Where a line holds the word "unadulterated", copy that line.

-- Begin Provided records --

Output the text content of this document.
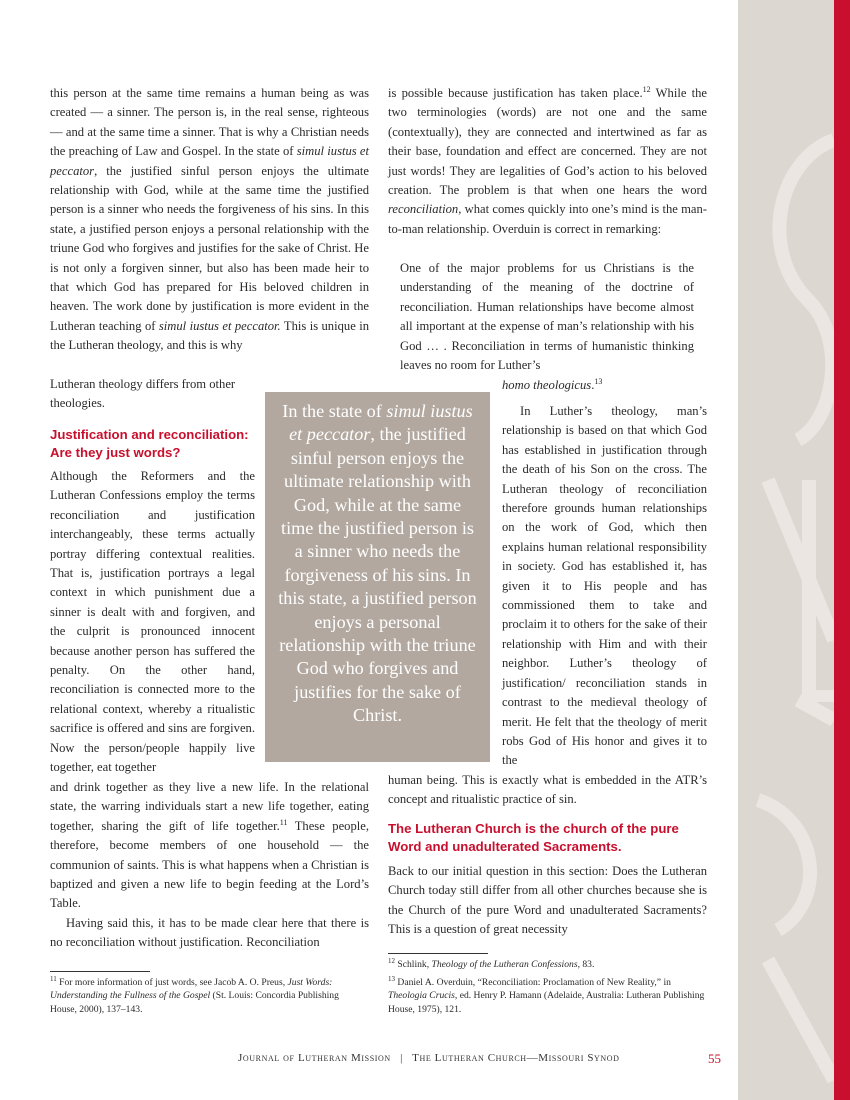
this person at the same time remains a human being as was created — a sinner. The person is, in the real sense, righteous — and at the same time a sinner. That is why a Christian needs the preaching of Law and Gospel. In the state of simul iustus et peccator, the justified sinful person enjoys the ultimate relationship with God, while at the same time the justified person is a sinner who needs the forgiveness of his sins. In this state, a justified person enjoys a personal relationship with the triune God who forgives and justifies for the sake of Christ. He is not only a forgiven sinner, but also has been made heir to that which God has prepared for His beloved children in heaven. The work done by justification is more evident in the Lutheran teaching of simul iustus et peccator. This is unique in the Lutheran theology, and this is why

Lutheran theology differs from other theologies.
Justification and reconciliation: Are they just words?
Although the Reformers and the Lutheran Confessions employ the terms reconciliation and justification interchangeably, these terms actually portray differing contextual realities. That is, justification portrays a legal context in which punishment due a sinner is dealt with and forgiven, and the culprit is pronounced innocent because another person has suffered the penalty. On the other hand, reconciliation is connected more to the relational context, whereby a ritualistic sacrifice is offered and sins are forgiven. Now the person/people happily live together, eat together
and drink together as they live a new life. In the relational state, the warring individuals start a new life together, eating together, sharing the gift of life together.$^{11}$ These people, therefore, become members of one household — the communion of saints. This is what happens when a Christian is baptized and given a new life to begin feeding at the Lord’s Table.

Having said this, it has to be made clear here that there is no reconciliation without justification. Reconciliation

In the state of simul iustus et peccator, the justified sinful person enjoys the ultimate relationship with God, while at the same time the justified person is a sinner who needs the forgiveness of his sins. In this state, a justified person enjoys a personal relationship with the triune God who forgives and justifies for the sake of Christ.

is possible because justification has taken place.$^{12}$ While the two terminologies (words) are not one and the same (contextually), they are connected and intertwined as far as their base, foundation and effect are concerned. They are not just words! They are legalities of God’s action to his beloved creation. The problem is that when one hears the word reconciliation, what comes quickly into one’s mind is the man-to-man relationship. Overduin is correct in remarking:

One of the major problems for us Christians is the understanding of the meaning of the doctrine of reconciliation. Human relationships have become almost all important at the expense of man’s relationship with his God … . Reconciliation in terms of humanistic thinking leaves no room for Luther’s
homo theologicus.$^{13}$
In Luther’s theology, man’s relationship is based on that which God has established in justification through the death of his Son on the cross. The Lutheran theology of reconciliation therefore grounds human relationships on the work of God, which then explains human relational responsibility in society. God has established it, has given it to His people and has commissioned them to take and proclaim it to others for the sake of their relationship with Him and with their neighbor. Luther’s theology of justification/ reconciliation stands in contrast to the medieval theology of merit. He felt that the theology of merit robs God of His honor and gives it to the
human being. This is exactly what is embedded in the ATR’s concept and ritualistic practice of sin.
The Lutheran Church is the church of the pure Word and unadulterated Sacraments.

Back to our initial question in this section: Does the Lutheran Church today still differ from all other churches because she is the Church of the pure Word and unadulterated Sacraments? This is a question of great necessity

$^{11}$ For more information of just words, see Jacob A. O. Preus, Just Words: Understanding the Fullness of the Gospel (St. Louis: Concordia Publishing House, 2000), 137–143.
$^{12}$ Schlink, Theology of the Lutheran Confessions, 83.
$^{13}$ Daniel A. Overduin, “Reconciliation: Proclamation of New Reality,” in Theologia Crucis, ed. Henry P. Hamann (Adelaide, Australia: Lutheran Publishing House, 1975), 121.
Journal of Lutheran Mission | The Lutheran Church—Missouri Synod	55
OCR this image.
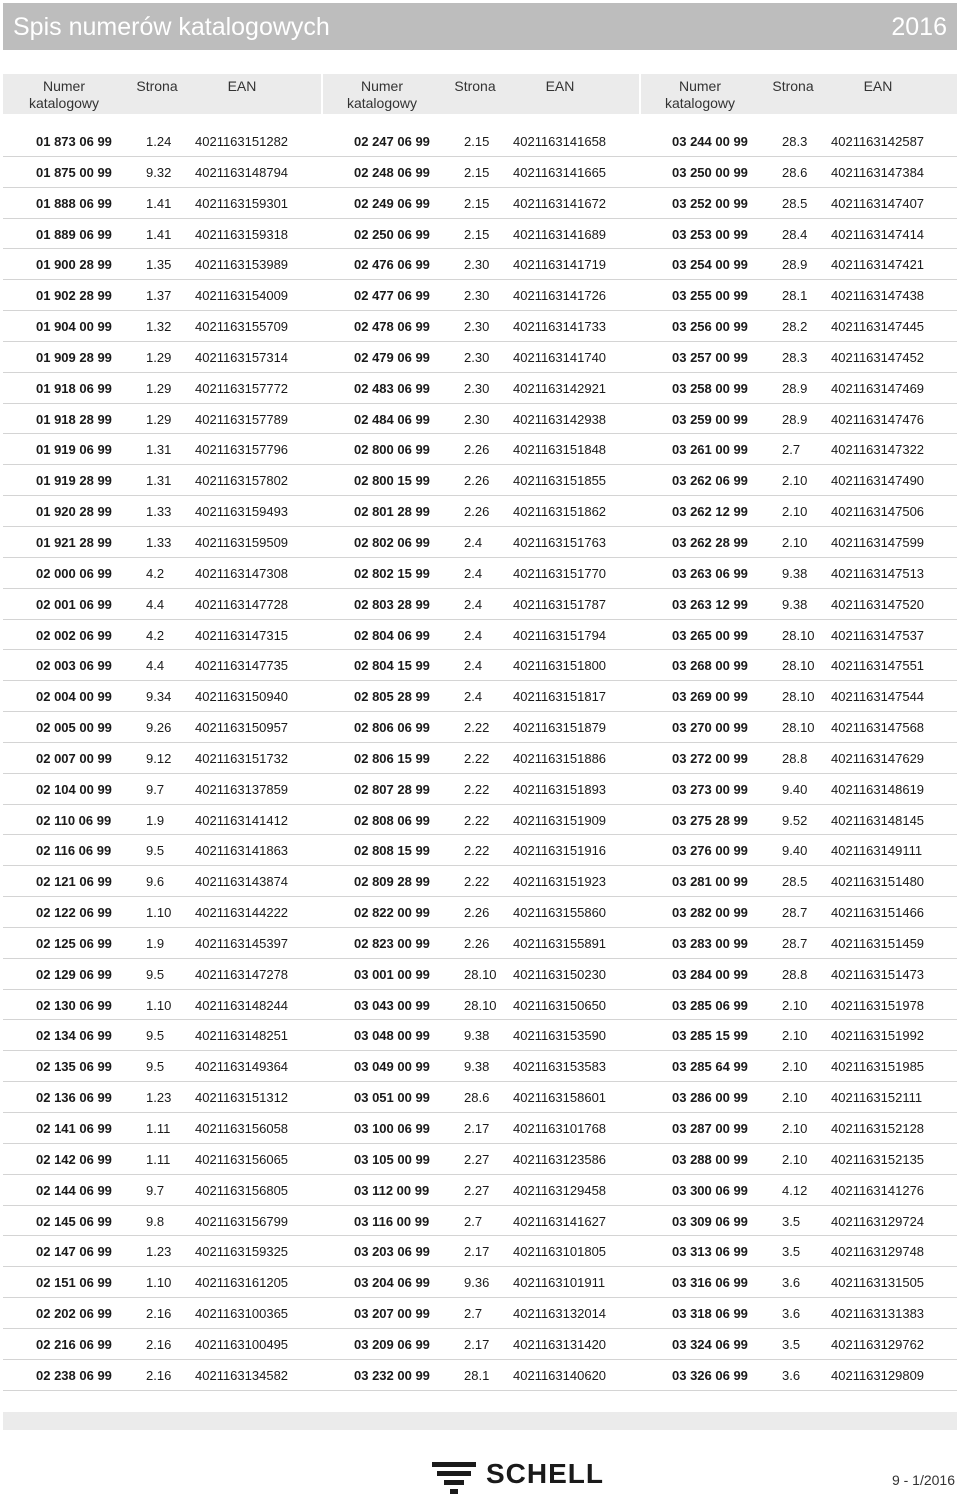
Spis numerów katalogowych	2016
Numer katalogowy
Strona	EAN
01 873 06 99	1.24 4021163151282
01 875 00 99	9.32 4021163148794
01 888 06 99	1.41 4021163159301
01 889 06 99	1.41 4021163159318
01 900 28 99	1.35 4021163153989
01 902 28 99	1.37 4021163154009
01 904 00 99	1.32 4021163155709
01 909 28 99	1.29 4021163157314
01 918 06 99	1.29 4021163157772
01 918 28 99	1.29 4021163157789
01 919 06 99	1.31 4021163157796
01 919 28 99	1.31 4021163157802
01 920 28 99	1.33 4021163159493
01 921 28 99	1.33 4021163159509
02 000 06 99	4.2 4021163147308
02 001 06 99	4.4 4021163147728
02 002 06 99	4.2 4021163147315
02 003 06 99	4.4 4021163147735
02 004 00 99	9.34 4021163150940
02 005 00 99	9.26 4021163150957
02 007 00 99	9.12 4021163151732
02 104 00 99	9.7 4021163137859
02 110 06 99	1.9 4021163141412
02 116 06 99	9.5 4021163141863
02 121 06 99	9.6 4021163143874
02 122 06 99	1.10 4021163144222
02 125 06 99	1.9 4021163145397
02 129 06 99	9.5 4021163147278
02 130 06 99	1.10 4021163148244
02 134 06 99	9.5 4021163148251
02 135 06 99	9.5 4021163149364
02 136 06 99	1.23 4021163151312
02 141 06 99	1.11 4021163156058
02 142 06 99	1.11 4021163156065
02 144 06 99	9.7 4021163156805
02 145 06 99	9.8 4021163156799
02 147 06 99	1.23 4021163159325
02 151 06 99	1.10 4021163161205
02 202 06 99	2.16 4021163100365
02 216 06 99	2.16 4021163100495
02 238 06 99	2.16 4021163134582
Numer katalogowy
Strona	EAN
02 247 06 99	2.15 4021163141658
02 248 06 99	2.15 4021163141665
02 249 06 99	2.15 4021163141672
02 250 06 99	2.15 4021163141689
02 476 06 99	2.30 4021163141719
02 477 06 99	2.30 4021163141726
02 478 06 99	2.30 4021163141733
02 479 06 99	2.30 4021163141740
02 483 06 99	2.30 4021163142921
02 484 06 99	2.30 4021163142938
02 800 06 99	2.26 4021163151848
02 800 15 99	2.26 4021163151855
02 801 28 99	2.26 4021163151862
02 802 06 99	2.4 4021163151763
02 802 15 99	2.4 4021163151770
02 803 28 99	2.4 4021163151787
02 804 06 99	2.4 4021163151794
02 804 15 99	2.4 4021163151800
02 805 28 99	2.4 4021163151817
02 806 06 99	2.22 4021163151879
02 806 15 99	2.22 4021163151886
02 807 28 99	2.22 4021163151893
02 808 06 99	2.22 4021163151909
02 808 15 99	2.22 4021163151916
02 809 28 99	2.22 4021163151923
02 822 00 99	2.26 4021163155860
02 823 00 99	2.26 4021163155891
03 001 00 99	28.10 4021163150230
03 043 00 99	28.10 4021163150650
03 048 00 99	9.38 4021163153590
03 049 00 99	9.38 4021163153583
03 051 00 99	28.6 4021163158601
03 100 06 99	2.17 4021163101768
03 105 00 99	2.27 4021163123586
03 112 00 99	2.27 4021163129458
03 116 00 99	2.7 4021163141627
03 203 06 99	2.17 4021163101805
03 204 06 99	9.36 4021163101911
03 207 00 99	2.7 4021163132014
03 209 06 99	2.17 4021163131420
03 232 00 99	28.1 4021163140620
Numer katalogowy
Strona	EAN
03 244 00 99	28.3 4021163142587
03 250 00 99	28.6 4021163147384
03 252 00 99	28.5 4021163147407
03 253 00 99	28.4 4021163147414
03 254 00 99	28.9 4021163147421
03 255 00 99	28.1 4021163147438
03 256 00 99	28.2 4021163147445
03 257 00 99	28.3 4021163147452
03 258 00 99	28.9 4021163147469
03 259 00 99	28.9 4021163147476
03 261 00 99	2.7 4021163147322
03 262 06 99	2.10 4021163147490
03 262 12 99	2.10 4021163147506
03 262 28 99	2.10 4021163147599
03 263 06 99	9.38 4021163147513
03 263 12 99	9.38 4021163147520
03 265 00 99	28.10 4021163147537
03 268 00 99	28.10 4021163147551
03 269 00 99	28.10 4021163147544
03 270 00 99	28.10 4021163147568
03 272 00 99	28.8 4021163147629
03 273 00 99	9.40 4021163148619
03 275 28 99	9.52 4021163148145
03 276 00 99	9.40 4021163149111
03 281 00 99	28.5 4021163151480
03 282 00 99	28.7 4021163151466
03 283 00 99	28.7 4021163151459
03 284 00 99	28.8 4021163151473
03 285 06 99	2.10 4021163151978
03 285 15 99	2.10 4021163151992
03 285 64 99	2.10 4021163151985
03 286 00 99	2.10 4021163152111
03 287 00 99	2.10 4021163152128
03 288 00 99	2.10 4021163152135
03 300 06 99	4.12 4021163141276
03 309 06 99	3.5 4021163129724
03 313 06 99	3.5 4021163129748
03 316 06 99	3.6 4021163131505
03 318 06 99	3.6 4021163131383
03 324 06 99	3.5 4021163129762
03 326 06 99	3.6 4021163129809
SCHELL	9 - 1/2016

-- End Provided records --

Completed exercise —
The Lutheran Church is the church of the pure Word and unadulterated Sacraments.
Back to our initial question in this section: Does the Lutheran Church today still differ from all other churches because she is the Church of the pure Word and unadulterated Sacraments? This is a question of great necessity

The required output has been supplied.